Entries from a dataset –
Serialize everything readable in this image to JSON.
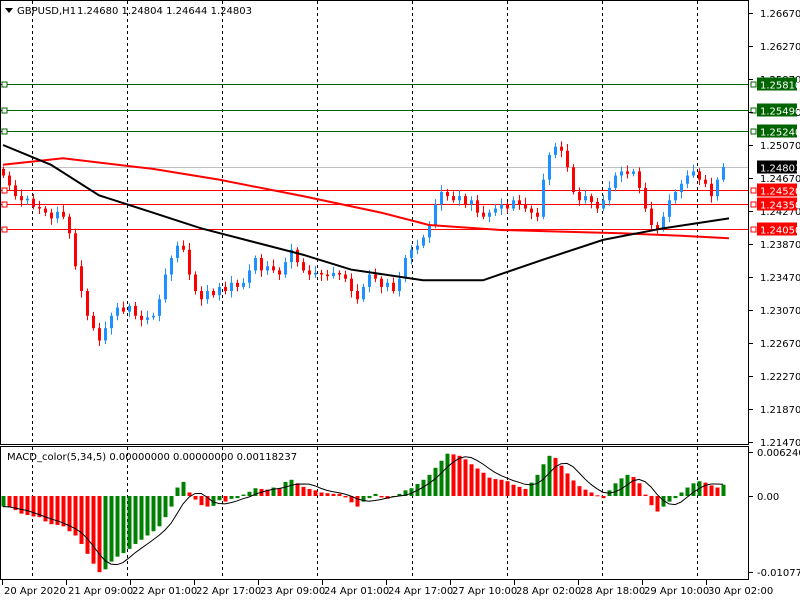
{
  "header": {
    "symbol": "GBPUSD,H1",
    "ohlc": "1.24680 1.24804 1.24644 1.24803",
    "menu_icon": "triangle-down-icon"
  },
  "indicator": {
    "label": "MACD_color(5,34,5) 0.00000000 0.00000000 0.00118237"
  },
  "colors": {
    "bull_candle": "#1E90FF",
    "bear_candle": "#FF0000",
    "ma_fast": "#000000",
    "ma_slow": "#FF0000",
    "level_green": "#006400",
    "level_red": "#FF0000",
    "current_price": "#000000",
    "hist_up": "#008000",
    "hist_down": "#FF0000"
  },
  "chart_data": [
    {
      "type": "candlestick",
      "title": "GBPUSD,H1",
      "x_tick_labels": [
        "20 Apr 2020",
        "21 Apr 09:00",
        "22 Apr 01:00",
        "22 Apr 17:00",
        "23 Apr 09:00",
        "24 Apr 01:00",
        "24 Apr 17:00",
        "27 Apr 10:00",
        "28 Apr 02:00",
        "28 Apr 18:00",
        "29 Apr 10:00",
        "30 Apr 02:00"
      ],
      "y_tick_labels": [
        "1.26670",
        "1.26270",
        "1.25870",
        "1.25470",
        "1.25070",
        "1.24670",
        "1.24270",
        "1.23870",
        "1.23470",
        "1.23070",
        "1.22670",
        "1.22270",
        "1.21870",
        "1.21470"
      ],
      "ylim": [
        1.214,
        1.2683
      ],
      "grid": "vertical dashed",
      "close": [
        1.247,
        1.2458,
        1.2445,
        1.244,
        1.2442,
        1.2432,
        1.243,
        1.2425,
        1.2418,
        1.2426,
        1.242,
        1.24,
        1.236,
        1.233,
        1.23,
        1.2285,
        1.227,
        1.2285,
        1.23,
        1.231,
        1.2305,
        1.2312,
        1.23,
        1.2295,
        1.2298,
        1.23,
        1.232,
        1.235,
        1.237,
        1.2385,
        1.238,
        1.235,
        1.233,
        1.232,
        1.233,
        1.2325,
        1.2335,
        1.233,
        1.234,
        1.2335,
        1.234,
        1.2355,
        1.237,
        1.2355,
        1.236,
        1.2355,
        1.235,
        1.2365,
        1.238,
        1.2365,
        1.2355,
        1.235,
        1.2352,
        1.235,
        1.2348,
        1.2352,
        1.235,
        1.2345,
        1.233,
        1.232,
        1.2335,
        1.235,
        1.2345,
        1.2335,
        1.234,
        1.233,
        1.2345,
        1.237,
        1.238,
        1.2385,
        1.2395,
        1.241,
        1.2435,
        1.245,
        1.2445,
        1.244,
        1.2445,
        1.2435,
        1.244,
        1.2425,
        1.242,
        1.2425,
        1.243,
        1.2435,
        1.243,
        1.244,
        1.2435,
        1.243,
        1.2425,
        1.242,
        1.2465,
        1.2495,
        1.2505,
        1.25,
        1.248,
        1.245,
        1.244,
        1.2445,
        1.2438,
        1.243,
        1.244,
        1.2455,
        1.247,
        1.2475,
        1.2472,
        1.2475,
        1.2455,
        1.243,
        1.241,
        1.2405,
        1.242,
        1.244,
        1.245,
        1.246,
        1.247,
        1.2475,
        1.2465,
        1.246,
        1.2445,
        1.2465,
        1.24803
      ],
      "ma_fast_points": [
        [
          0,
          1.2507
        ],
        [
          8,
          1.2483
        ],
        [
          16,
          1.2446
        ],
        [
          25,
          1.2425
        ],
        [
          33,
          1.2406
        ],
        [
          50,
          1.2374
        ],
        [
          58,
          1.2356
        ],
        [
          70,
          1.2343
        ],
        [
          80,
          1.2343
        ],
        [
          90,
          1.2368
        ],
        [
          100,
          1.2392
        ],
        [
          110,
          1.2406
        ],
        [
          121,
          1.2418
        ]
      ],
      "ma_slow_points": [
        [
          0,
          1.2483
        ],
        [
          10,
          1.2491
        ],
        [
          25,
          1.2478
        ],
        [
          36,
          1.2465
        ],
        [
          50,
          1.2445
        ],
        [
          63,
          1.2425
        ],
        [
          71,
          1.241
        ],
        [
          83,
          1.2404
        ],
        [
          93,
          1.2402
        ],
        [
          103,
          1.24
        ],
        [
          113,
          1.2397
        ],
        [
          121,
          1.2394
        ]
      ],
      "levels": [
        {
          "price": "1.25810",
          "color": "green"
        },
        {
          "price": "1.25490",
          "color": "green"
        },
        {
          "price": "1.25240",
          "color": "green"
        },
        {
          "price": "1.24803",
          "color": "current"
        },
        {
          "price": "1.24520",
          "color": "red"
        },
        {
          "price": "1.24350",
          "color": "red"
        },
        {
          "price": "1.24050",
          "color": "red"
        }
      ]
    },
    {
      "type": "bar",
      "title": "MACD_color(5,34,5)",
      "y_tick_labels": [
        "0.0062401",
        "0.00",
        "-0.010771"
      ],
      "ylim": [
        -0.010771,
        0.0062401
      ],
      "histogram": [
        -0.0015,
        -0.0016,
        -0.002,
        -0.0025,
        -0.0027,
        -0.0029,
        -0.003,
        -0.0036,
        -0.004,
        -0.0041,
        -0.0043,
        -0.005,
        -0.0056,
        -0.0068,
        -0.0082,
        -0.0096,
        -0.0108,
        -0.0104,
        -0.0093,
        -0.0086,
        -0.0081,
        -0.0075,
        -0.0068,
        -0.0062,
        -0.0056,
        -0.005,
        -0.0043,
        -0.003,
        -0.0015,
        0.0012,
        0.002,
        0.0005,
        -0.0005,
        -0.0013,
        -0.0015,
        -0.0014,
        -0.0006,
        -0.0008,
        -0.0004,
        -0.0003,
        0.0002,
        0.0006,
        0.0011,
        0.001,
        0.0009,
        0.0012,
        0.0011,
        0.002,
        0.0023,
        0.0018,
        0.0013,
        0.001,
        0.0008,
        0.0005,
        0.0004,
        0.0003,
        0.0003,
        -0.0002,
        -0.0009,
        -0.0015,
        -0.0008,
        -0.0003,
        0.0003,
        -0.0002,
        -0.0004,
        0.0,
        0.0003,
        0.0008,
        0.0011,
        0.0017,
        0.0023,
        0.003,
        0.004,
        0.005,
        0.006,
        0.0059,
        0.0057,
        0.0052,
        0.0045,
        0.0039,
        0.0033,
        0.0026,
        0.0024,
        0.0023,
        0.0021,
        0.0016,
        0.0013,
        0.001,
        0.0019,
        0.003,
        0.0045,
        0.0057,
        0.0054,
        0.0043,
        0.0032,
        0.0022,
        0.0014,
        0.0009,
        0.0005,
        0.0001,
        -0.0003,
        0.0008,
        0.0018,
        0.0025,
        0.003,
        0.0027,
        0.0018,
        0.0002,
        -0.0013,
        -0.0022,
        -0.0015,
        -0.0008,
        -0.0003,
        0.0005,
        0.0012,
        0.0018,
        0.0021,
        0.0019,
        0.0015,
        0.0012,
        0.0016
      ]
    }
  ]
}
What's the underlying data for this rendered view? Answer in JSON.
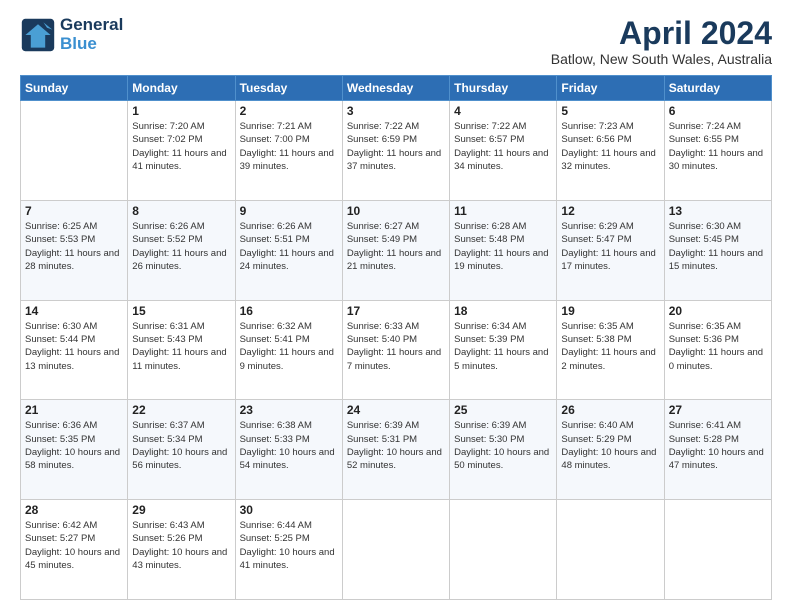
{
  "header": {
    "logo_general": "General",
    "logo_blue": "Blue",
    "main_title": "April 2024",
    "subtitle": "Batlow, New South Wales, Australia"
  },
  "calendar": {
    "days_of_week": [
      "Sunday",
      "Monday",
      "Tuesday",
      "Wednesday",
      "Thursday",
      "Friday",
      "Saturday"
    ],
    "weeks": [
      [
        {
          "day": "",
          "sunrise": "",
          "sunset": "",
          "daylight": ""
        },
        {
          "day": "1",
          "sunrise": "Sunrise: 7:20 AM",
          "sunset": "Sunset: 7:02 PM",
          "daylight": "Daylight: 11 hours and 41 minutes."
        },
        {
          "day": "2",
          "sunrise": "Sunrise: 7:21 AM",
          "sunset": "Sunset: 7:00 PM",
          "daylight": "Daylight: 11 hours and 39 minutes."
        },
        {
          "day": "3",
          "sunrise": "Sunrise: 7:22 AM",
          "sunset": "Sunset: 6:59 PM",
          "daylight": "Daylight: 11 hours and 37 minutes."
        },
        {
          "day": "4",
          "sunrise": "Sunrise: 7:22 AM",
          "sunset": "Sunset: 6:57 PM",
          "daylight": "Daylight: 11 hours and 34 minutes."
        },
        {
          "day": "5",
          "sunrise": "Sunrise: 7:23 AM",
          "sunset": "Sunset: 6:56 PM",
          "daylight": "Daylight: 11 hours and 32 minutes."
        },
        {
          "day": "6",
          "sunrise": "Sunrise: 7:24 AM",
          "sunset": "Sunset: 6:55 PM",
          "daylight": "Daylight: 11 hours and 30 minutes."
        }
      ],
      [
        {
          "day": "7",
          "sunrise": "Sunrise: 6:25 AM",
          "sunset": "Sunset: 5:53 PM",
          "daylight": "Daylight: 11 hours and 28 minutes."
        },
        {
          "day": "8",
          "sunrise": "Sunrise: 6:26 AM",
          "sunset": "Sunset: 5:52 PM",
          "daylight": "Daylight: 11 hours and 26 minutes."
        },
        {
          "day": "9",
          "sunrise": "Sunrise: 6:26 AM",
          "sunset": "Sunset: 5:51 PM",
          "daylight": "Daylight: 11 hours and 24 minutes."
        },
        {
          "day": "10",
          "sunrise": "Sunrise: 6:27 AM",
          "sunset": "Sunset: 5:49 PM",
          "daylight": "Daylight: 11 hours and 21 minutes."
        },
        {
          "day": "11",
          "sunrise": "Sunrise: 6:28 AM",
          "sunset": "Sunset: 5:48 PM",
          "daylight": "Daylight: 11 hours and 19 minutes."
        },
        {
          "day": "12",
          "sunrise": "Sunrise: 6:29 AM",
          "sunset": "Sunset: 5:47 PM",
          "daylight": "Daylight: 11 hours and 17 minutes."
        },
        {
          "day": "13",
          "sunrise": "Sunrise: 6:30 AM",
          "sunset": "Sunset: 5:45 PM",
          "daylight": "Daylight: 11 hours and 15 minutes."
        }
      ],
      [
        {
          "day": "14",
          "sunrise": "Sunrise: 6:30 AM",
          "sunset": "Sunset: 5:44 PM",
          "daylight": "Daylight: 11 hours and 13 minutes."
        },
        {
          "day": "15",
          "sunrise": "Sunrise: 6:31 AM",
          "sunset": "Sunset: 5:43 PM",
          "daylight": "Daylight: 11 hours and 11 minutes."
        },
        {
          "day": "16",
          "sunrise": "Sunrise: 6:32 AM",
          "sunset": "Sunset: 5:41 PM",
          "daylight": "Daylight: 11 hours and 9 minutes."
        },
        {
          "day": "17",
          "sunrise": "Sunrise: 6:33 AM",
          "sunset": "Sunset: 5:40 PM",
          "daylight": "Daylight: 11 hours and 7 minutes."
        },
        {
          "day": "18",
          "sunrise": "Sunrise: 6:34 AM",
          "sunset": "Sunset: 5:39 PM",
          "daylight": "Daylight: 11 hours and 5 minutes."
        },
        {
          "day": "19",
          "sunrise": "Sunrise: 6:35 AM",
          "sunset": "Sunset: 5:38 PM",
          "daylight": "Daylight: 11 hours and 2 minutes."
        },
        {
          "day": "20",
          "sunrise": "Sunrise: 6:35 AM",
          "sunset": "Sunset: 5:36 PM",
          "daylight": "Daylight: 11 hours and 0 minutes."
        }
      ],
      [
        {
          "day": "21",
          "sunrise": "Sunrise: 6:36 AM",
          "sunset": "Sunset: 5:35 PM",
          "daylight": "Daylight: 10 hours and 58 minutes."
        },
        {
          "day": "22",
          "sunrise": "Sunrise: 6:37 AM",
          "sunset": "Sunset: 5:34 PM",
          "daylight": "Daylight: 10 hours and 56 minutes."
        },
        {
          "day": "23",
          "sunrise": "Sunrise: 6:38 AM",
          "sunset": "Sunset: 5:33 PM",
          "daylight": "Daylight: 10 hours and 54 minutes."
        },
        {
          "day": "24",
          "sunrise": "Sunrise: 6:39 AM",
          "sunset": "Sunset: 5:31 PM",
          "daylight": "Daylight: 10 hours and 52 minutes."
        },
        {
          "day": "25",
          "sunrise": "Sunrise: 6:39 AM",
          "sunset": "Sunset: 5:30 PM",
          "daylight": "Daylight: 10 hours and 50 minutes."
        },
        {
          "day": "26",
          "sunrise": "Sunrise: 6:40 AM",
          "sunset": "Sunset: 5:29 PM",
          "daylight": "Daylight: 10 hours and 48 minutes."
        },
        {
          "day": "27",
          "sunrise": "Sunrise: 6:41 AM",
          "sunset": "Sunset: 5:28 PM",
          "daylight": "Daylight: 10 hours and 47 minutes."
        }
      ],
      [
        {
          "day": "28",
          "sunrise": "Sunrise: 6:42 AM",
          "sunset": "Sunset: 5:27 PM",
          "daylight": "Daylight: 10 hours and 45 minutes."
        },
        {
          "day": "29",
          "sunrise": "Sunrise: 6:43 AM",
          "sunset": "Sunset: 5:26 PM",
          "daylight": "Daylight: 10 hours and 43 minutes."
        },
        {
          "day": "30",
          "sunrise": "Sunrise: 6:44 AM",
          "sunset": "Sunset: 5:25 PM",
          "daylight": "Daylight: 10 hours and 41 minutes."
        },
        {
          "day": "",
          "sunrise": "",
          "sunset": "",
          "daylight": ""
        },
        {
          "day": "",
          "sunrise": "",
          "sunset": "",
          "daylight": ""
        },
        {
          "day": "",
          "sunrise": "",
          "sunset": "",
          "daylight": ""
        },
        {
          "day": "",
          "sunrise": "",
          "sunset": "",
          "daylight": ""
        }
      ]
    ]
  }
}
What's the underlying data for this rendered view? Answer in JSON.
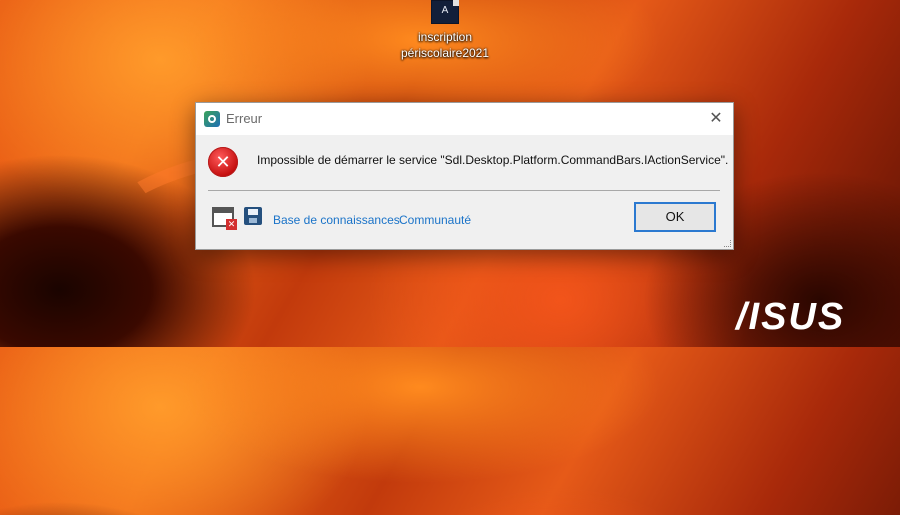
{
  "desktop": {
    "icon_glyph": "A",
    "icon_label_line1": "inscription",
    "icon_label_line2": "périscolaire2021",
    "brand": "/ISUS"
  },
  "dialog": {
    "title": "Erreur",
    "close_glyph": "✕",
    "error_glyph": "✕",
    "message": "Impossible de démarrer le service \"Sdl.Desktop.Platform.CommandBars.IActionService\".",
    "link_knowledge_base": "Base de connaissances",
    "link_community": "Communauté",
    "ok_label": "OK",
    "tool_window_glyph": "✕"
  },
  "colors": {
    "link": "#1a73c8",
    "error": "#c40e0e",
    "ok_border": "#2b79d0"
  }
}
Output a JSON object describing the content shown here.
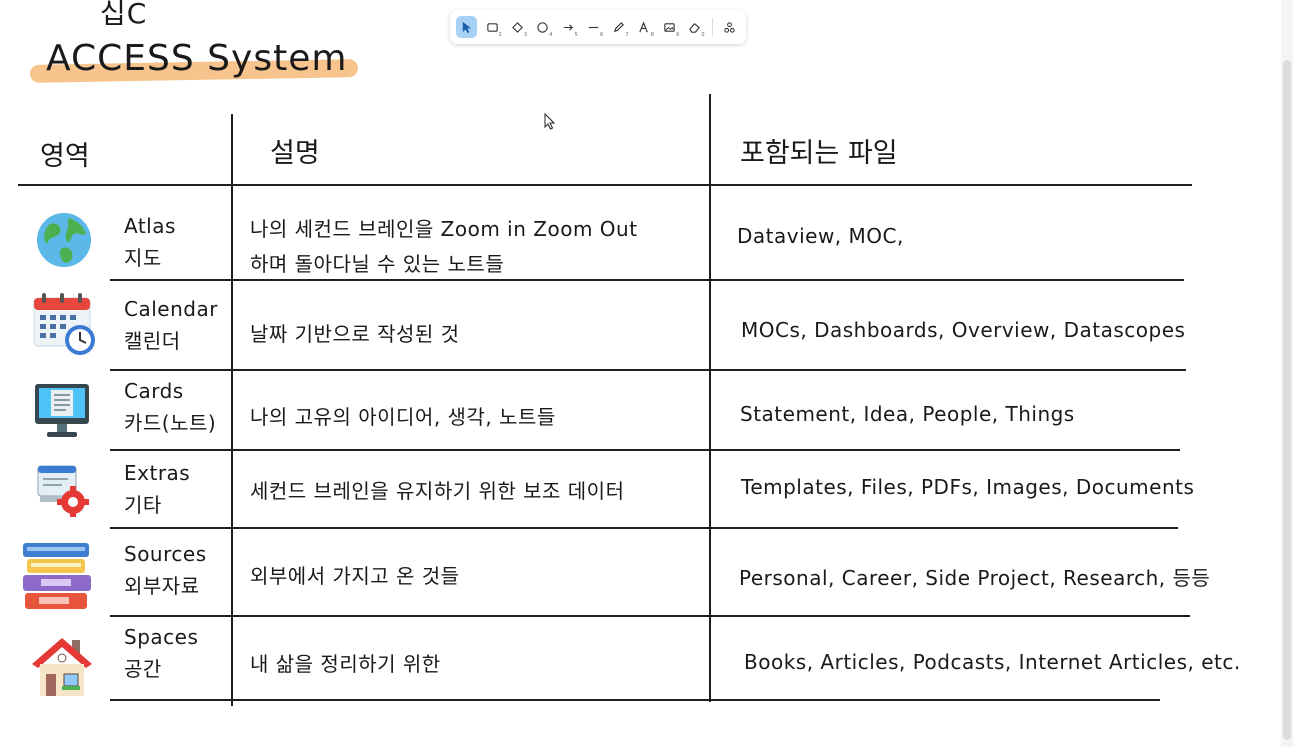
{
  "title": {
    "top": "십C",
    "main": "ACCESS System"
  },
  "toolbar": {
    "tools": [
      {
        "name": "select-tool",
        "num": ""
      },
      {
        "name": "rectangle-tool",
        "num": "2"
      },
      {
        "name": "diamond-tool",
        "num": "3"
      },
      {
        "name": "ellipse-tool",
        "num": "4"
      },
      {
        "name": "arrow-tool",
        "num": "5"
      },
      {
        "name": "line-tool",
        "num": "6"
      },
      {
        "name": "pencil-tool",
        "num": "7"
      },
      {
        "name": "text-tool",
        "num": "8"
      },
      {
        "name": "image-tool",
        "num": "9"
      },
      {
        "name": "eraser-tool",
        "num": "0"
      },
      {
        "name": "more-tools",
        "num": ""
      }
    ]
  },
  "table": {
    "headers": {
      "area": "영역",
      "description": "설명",
      "files": "포함되는 파일"
    },
    "rows": [
      {
        "icon": "globe-icon",
        "name_en": "Atlas",
        "name_ko": "지도",
        "desc_1": "나의 세컨드 브레인을 Zoom in Zoom Out",
        "desc_2": "하며 돌아다닐 수 있는 노트들",
        "files": "Dataview, MOC,"
      },
      {
        "icon": "calendar-icon",
        "name_en": "Calendar",
        "name_ko": "캘린더",
        "desc_1": "날짜 기반으로 작성된 것",
        "desc_2": "",
        "files": "MOCs, Dashboards, Overview, Datascopes"
      },
      {
        "icon": "computer-icon",
        "name_en": "Cards",
        "name_ko": "카드(노트)",
        "desc_1": "나의 고유의 아이디어, 생각, 노트들",
        "desc_2": "",
        "files": "Statement, Idea, People, Things"
      },
      {
        "icon": "settings-screen-icon",
        "name_en": "Extras",
        "name_ko": "기타",
        "desc_1": "세컨드 브레인을 유지하기 위한 보조 데이터",
        "desc_2": "",
        "files": "Templates, Files, PDFs, Images, Documents"
      },
      {
        "icon": "books-icon",
        "name_en": "Sources",
        "name_ko": "외부자료",
        "desc_1": "외부에서 가지고 온 것들",
        "desc_2": "",
        "files": "Personal, Career, Side Project, Research, 등등"
      },
      {
        "icon": "house-icon",
        "name_en": "Spaces",
        "name_ko": "공간",
        "desc_1": "내 삶을 정리하기 위한",
        "desc_2": "",
        "files": "Books, Articles, Podcasts, Internet Articles, etc."
      }
    ]
  },
  "colors": {
    "highlight": "#f6c48c",
    "toolbar_active": "#a8d2f5"
  }
}
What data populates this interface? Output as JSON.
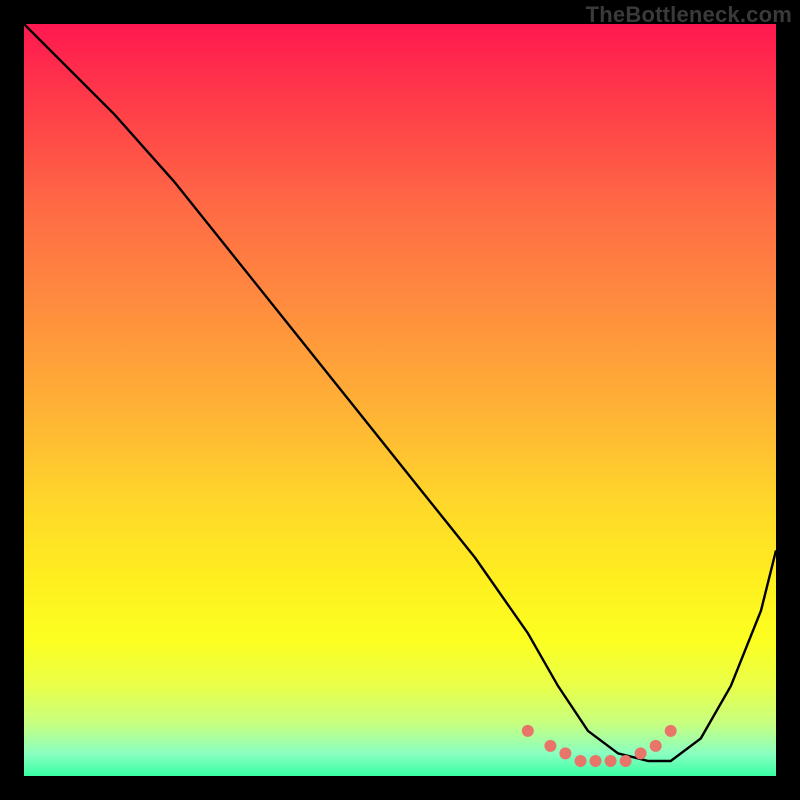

OBJECTIVE – Search the material above for "Output". Pull out each line where it shows up.

RESPONSE TO THIS TASK –
Output a JSON object describing the content shown here.
What data populates this interface? Output as JSON.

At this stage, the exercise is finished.